--- THE DATA ---

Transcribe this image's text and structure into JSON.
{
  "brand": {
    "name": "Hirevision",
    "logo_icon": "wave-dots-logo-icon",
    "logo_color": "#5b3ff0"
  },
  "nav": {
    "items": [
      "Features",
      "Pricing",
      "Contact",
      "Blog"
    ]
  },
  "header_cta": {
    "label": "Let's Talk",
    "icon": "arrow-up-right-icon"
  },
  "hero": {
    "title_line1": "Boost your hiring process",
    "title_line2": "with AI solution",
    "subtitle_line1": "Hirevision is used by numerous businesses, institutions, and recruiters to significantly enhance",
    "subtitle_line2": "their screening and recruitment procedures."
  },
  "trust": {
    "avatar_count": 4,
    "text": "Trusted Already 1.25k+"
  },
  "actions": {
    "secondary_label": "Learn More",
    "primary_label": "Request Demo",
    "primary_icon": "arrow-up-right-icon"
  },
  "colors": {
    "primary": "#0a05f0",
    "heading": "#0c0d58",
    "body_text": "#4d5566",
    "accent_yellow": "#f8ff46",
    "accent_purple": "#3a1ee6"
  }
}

---

From the first line to the last, retype the data exactly.

* **TASK RESPONSE**:
Transcribe this image's text and structure into JSON.
{
  "brand": {
    "name": "Hirevision",
    "logo_icon": "wave-dots-logo-icon",
    "logo_color": "#5b3ff0"
  },
  "nav": {
    "items": [
      "Features",
      "Pricing",
      "Contact",
      "Blog"
    ]
  },
  "header_cta": {
    "label": "Let's Talk",
    "icon": "arrow-up-right-icon"
  },
  "hero": {
    "title_line1": "Boost your hiring process",
    "title_line2": "with AI solution",
    "subtitle_line1": "Hirevision is used by numerous businesses, institutions, and recruiters to significantly enhance",
    "subtitle_line2": "their screening and recruitment procedures."
  },
  "trust": {
    "avatar_count": 4,
    "text": "Trusted Already 1.25k+"
  },
  "actions": {
    "secondary_label": "Learn More",
    "primary_label": "Request Demo",
    "primary_icon": "arrow-up-right-icon"
  },
  "colors": {
    "primary": "#0a05f0",
    "heading": "#0c0d58",
    "body_text": "#4d5566",
    "accent_yellow": "#f8ff46",
    "accent_purple": "#3a1ee6"
  }
}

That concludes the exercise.